• Task to carry out: Copy out each line featuring the string "JSON" from the entries beneath.

• Data records:
▼
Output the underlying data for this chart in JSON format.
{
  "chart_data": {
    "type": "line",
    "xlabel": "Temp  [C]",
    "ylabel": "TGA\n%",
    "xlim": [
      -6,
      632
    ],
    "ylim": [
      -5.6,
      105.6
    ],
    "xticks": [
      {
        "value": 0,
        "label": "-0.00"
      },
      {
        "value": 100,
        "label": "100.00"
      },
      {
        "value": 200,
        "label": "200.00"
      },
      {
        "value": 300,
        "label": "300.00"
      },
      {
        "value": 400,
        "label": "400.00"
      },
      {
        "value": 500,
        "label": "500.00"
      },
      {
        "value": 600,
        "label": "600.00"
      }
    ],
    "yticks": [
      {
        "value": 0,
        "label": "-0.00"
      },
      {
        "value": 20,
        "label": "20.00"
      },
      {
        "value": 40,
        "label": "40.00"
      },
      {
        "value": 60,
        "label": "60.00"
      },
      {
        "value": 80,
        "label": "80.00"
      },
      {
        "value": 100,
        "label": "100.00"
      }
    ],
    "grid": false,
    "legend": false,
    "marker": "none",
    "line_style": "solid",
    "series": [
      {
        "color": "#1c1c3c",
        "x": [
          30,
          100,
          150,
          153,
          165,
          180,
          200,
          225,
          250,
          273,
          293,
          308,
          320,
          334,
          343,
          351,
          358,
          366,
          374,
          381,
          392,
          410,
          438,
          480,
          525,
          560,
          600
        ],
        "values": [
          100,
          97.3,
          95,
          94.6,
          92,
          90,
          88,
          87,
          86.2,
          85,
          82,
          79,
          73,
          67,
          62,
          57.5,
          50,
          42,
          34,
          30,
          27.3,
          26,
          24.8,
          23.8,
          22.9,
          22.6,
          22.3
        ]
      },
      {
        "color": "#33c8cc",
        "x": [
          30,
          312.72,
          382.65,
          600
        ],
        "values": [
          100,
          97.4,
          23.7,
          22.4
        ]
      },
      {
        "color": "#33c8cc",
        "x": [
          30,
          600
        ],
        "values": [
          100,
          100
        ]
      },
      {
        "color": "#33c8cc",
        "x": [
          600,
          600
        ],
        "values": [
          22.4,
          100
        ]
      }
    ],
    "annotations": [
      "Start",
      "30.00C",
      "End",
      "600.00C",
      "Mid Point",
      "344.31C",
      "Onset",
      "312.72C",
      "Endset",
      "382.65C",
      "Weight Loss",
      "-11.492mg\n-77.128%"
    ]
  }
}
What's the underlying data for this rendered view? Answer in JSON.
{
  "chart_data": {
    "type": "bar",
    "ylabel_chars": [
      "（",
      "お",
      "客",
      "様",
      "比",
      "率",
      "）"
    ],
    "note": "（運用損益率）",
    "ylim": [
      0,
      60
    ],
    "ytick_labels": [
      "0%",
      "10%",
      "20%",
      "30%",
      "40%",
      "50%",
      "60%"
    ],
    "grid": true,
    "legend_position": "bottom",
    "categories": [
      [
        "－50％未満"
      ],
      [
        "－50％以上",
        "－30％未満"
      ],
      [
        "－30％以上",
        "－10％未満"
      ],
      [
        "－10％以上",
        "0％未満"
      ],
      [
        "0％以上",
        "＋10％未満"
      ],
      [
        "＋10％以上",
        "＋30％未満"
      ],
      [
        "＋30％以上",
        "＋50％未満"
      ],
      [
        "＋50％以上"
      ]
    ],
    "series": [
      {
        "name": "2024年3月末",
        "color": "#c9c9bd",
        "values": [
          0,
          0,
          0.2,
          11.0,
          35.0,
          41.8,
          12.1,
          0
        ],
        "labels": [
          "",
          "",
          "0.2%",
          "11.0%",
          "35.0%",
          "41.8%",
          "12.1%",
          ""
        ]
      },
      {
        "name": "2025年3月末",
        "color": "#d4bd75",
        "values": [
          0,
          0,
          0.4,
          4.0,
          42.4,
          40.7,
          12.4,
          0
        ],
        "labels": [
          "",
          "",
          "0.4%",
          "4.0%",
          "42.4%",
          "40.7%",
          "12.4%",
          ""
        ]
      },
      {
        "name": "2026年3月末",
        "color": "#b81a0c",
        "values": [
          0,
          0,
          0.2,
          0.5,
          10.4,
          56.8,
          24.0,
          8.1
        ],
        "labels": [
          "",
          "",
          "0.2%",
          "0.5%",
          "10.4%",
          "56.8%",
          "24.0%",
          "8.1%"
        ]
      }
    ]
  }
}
▲
• Output below:
Output the underlying data for this chart in JSON format.
What's the underlying data for this rendered view? Answer in JSON.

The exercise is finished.